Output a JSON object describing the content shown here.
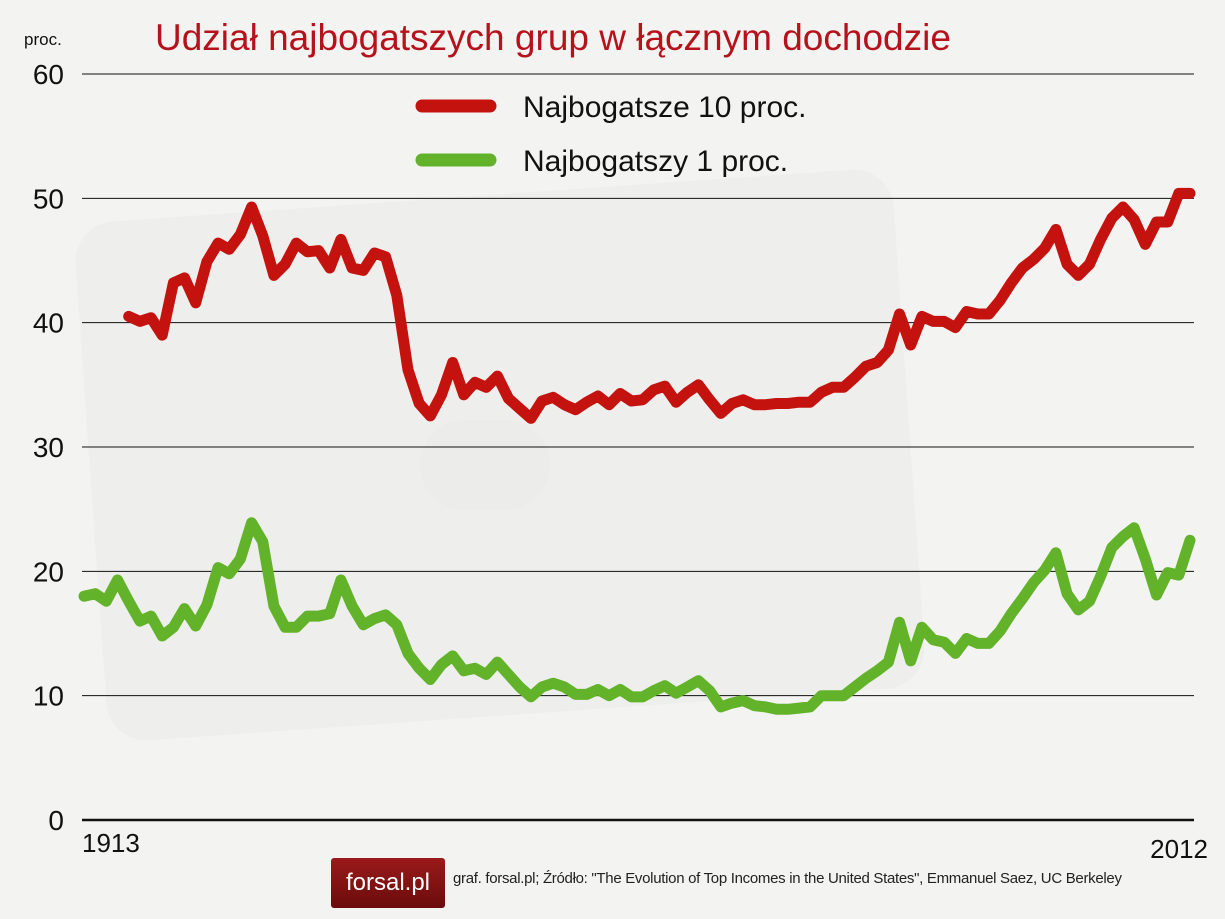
{
  "title": "Udział najbogatszych grup w łącznym dochodzie",
  "unit_label": "proc.",
  "footer": {
    "logo": "forsal.pl",
    "source": "graf. forsal.pl; Źródło: \"The Evolution of Top Incomes in the United States\", Emmanuel Saez, UC Berkeley"
  },
  "colors": {
    "top10": "#c4120f",
    "top1": "#62b32a",
    "title": "#b5121b"
  },
  "chart_data": {
    "type": "line",
    "title": "Udział najbogatszych grup w łącznym dochodzie",
    "xlabel": "",
    "ylabel": "proc.",
    "ylim": [
      0,
      60
    ],
    "yticks": [
      0,
      10,
      20,
      30,
      40,
      50,
      60
    ],
    "xtick_labels": [
      "1913",
      "2012"
    ],
    "xlim": [
      1913,
      2012
    ],
    "grid": true,
    "legend_position": "top-center",
    "series": [
      {
        "name": "Najbogatsze 10 proc.",
        "color": "#c4120f",
        "x": [
          1917,
          1918,
          1919,
          1920,
          1921,
          1922,
          1923,
          1924,
          1925,
          1926,
          1927,
          1928,
          1929,
          1930,
          1931,
          1932,
          1933,
          1934,
          1935,
          1936,
          1937,
          1938,
          1939,
          1940,
          1941,
          1942,
          1943,
          1944,
          1945,
          1946,
          1947,
          1948,
          1949,
          1950,
          1951,
          1952,
          1953,
          1954,
          1955,
          1956,
          1957,
          1958,
          1959,
          1960,
          1961,
          1962,
          1963,
          1964,
          1965,
          1966,
          1967,
          1968,
          1969,
          1970,
          1971,
          1972,
          1973,
          1974,
          1975,
          1976,
          1977,
          1978,
          1979,
          1980,
          1981,
          1982,
          1983,
          1984,
          1985,
          1986,
          1987,
          1988,
          1989,
          1990,
          1991,
          1992,
          1993,
          1994,
          1995,
          1996,
          1997,
          1998,
          1999,
          2000,
          2001,
          2002,
          2003,
          2004,
          2005,
          2006,
          2007,
          2008,
          2009,
          2010,
          2011,
          2012
        ],
        "values": [
          40.5,
          40.1,
          40.4,
          39.0,
          43.2,
          43.6,
          41.6,
          44.9,
          46.4,
          45.9,
          47.1,
          49.3,
          47.0,
          43.8,
          44.7,
          46.4,
          45.7,
          45.8,
          44.4,
          46.7,
          44.4,
          44.2,
          45.6,
          45.3,
          42.2,
          36.2,
          33.5,
          32.5,
          34.2,
          36.8,
          34.2,
          35.2,
          34.8,
          35.7,
          33.9,
          33.1,
          32.3,
          33.7,
          34.0,
          33.4,
          33.0,
          33.6,
          34.1,
          33.4,
          34.3,
          33.7,
          33.8,
          34.6,
          34.9,
          33.6,
          34.4,
          35.0,
          33.8,
          32.7,
          33.5,
          33.8,
          33.4,
          33.4,
          33.5,
          33.5,
          33.6,
          33.6,
          34.4,
          34.8,
          34.8,
          35.6,
          36.5,
          36.8,
          37.8,
          40.7,
          38.2,
          40.5,
          40.1,
          40.1,
          39.6,
          40.9,
          40.7,
          40.7,
          41.8,
          43.2,
          44.4,
          45.1,
          46.0,
          47.5,
          44.7,
          43.8,
          44.7,
          46.7,
          48.4,
          49.3,
          48.3,
          46.3,
          48.1,
          48.1,
          50.4,
          50.4
        ]
      },
      {
        "name": "Najbogatszy 1 proc.",
        "color": "#62b32a",
        "x": [
          1913,
          1914,
          1915,
          1916,
          1917,
          1918,
          1919,
          1920,
          1921,
          1922,
          1923,
          1924,
          1925,
          1926,
          1927,
          1928,
          1929,
          1930,
          1931,
          1932,
          1933,
          1934,
          1935,
          1936,
          1937,
          1938,
          1939,
          1940,
          1941,
          1942,
          1943,
          1944,
          1945,
          1946,
          1947,
          1948,
          1949,
          1950,
          1951,
          1952,
          1953,
          1954,
          1955,
          1956,
          1957,
          1958,
          1959,
          1960,
          1961,
          1962,
          1963,
          1964,
          1965,
          1966,
          1967,
          1968,
          1969,
          1970,
          1971,
          1972,
          1973,
          1974,
          1975,
          1976,
          1977,
          1978,
          1979,
          1980,
          1981,
          1982,
          1983,
          1984,
          1985,
          1986,
          1987,
          1988,
          1989,
          1990,
          1991,
          1992,
          1993,
          1994,
          1995,
          1996,
          1997,
          1998,
          1999,
          2000,
          2001,
          2002,
          2003,
          2004,
          2005,
          2006,
          2007,
          2008,
          2009,
          2010,
          2011,
          2012
        ],
        "values": [
          18.0,
          18.2,
          17.6,
          19.3,
          17.6,
          16.0,
          16.4,
          14.8,
          15.5,
          17.0,
          15.6,
          17.3,
          20.3,
          19.8,
          21.0,
          23.9,
          22.4,
          17.2,
          15.5,
          15.5,
          16.4,
          16.4,
          16.6,
          19.3,
          17.2,
          15.7,
          16.2,
          16.5,
          15.7,
          13.4,
          12.2,
          11.3,
          12.5,
          13.2,
          12.0,
          12.2,
          11.7,
          12.7,
          11.7,
          10.7,
          9.9,
          10.7,
          11.0,
          10.7,
          10.1,
          10.1,
          10.5,
          10.0,
          10.5,
          9.9,
          9.9,
          10.4,
          10.8,
          10.2,
          10.7,
          11.2,
          10.4,
          9.1,
          9.4,
          9.6,
          9.2,
          9.1,
          8.9,
          8.9,
          9.0,
          9.1,
          10.0,
          10.0,
          10.0,
          10.7,
          11.4,
          12.0,
          12.7,
          15.9,
          12.8,
          15.5,
          14.5,
          14.3,
          13.4,
          14.6,
          14.2,
          14.2,
          15.2,
          16.6,
          17.8,
          19.1,
          20.1,
          21.5,
          18.2,
          16.9,
          17.6,
          19.6,
          21.9,
          22.8,
          23.5,
          21.0,
          18.1,
          19.9,
          19.7,
          22.5
        ]
      }
    ]
  }
}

________________

*BRIEF*: Within the records above, how many lines include the word "łącznym"? State the number by itself.

*EXERCISE ANSWER*: 2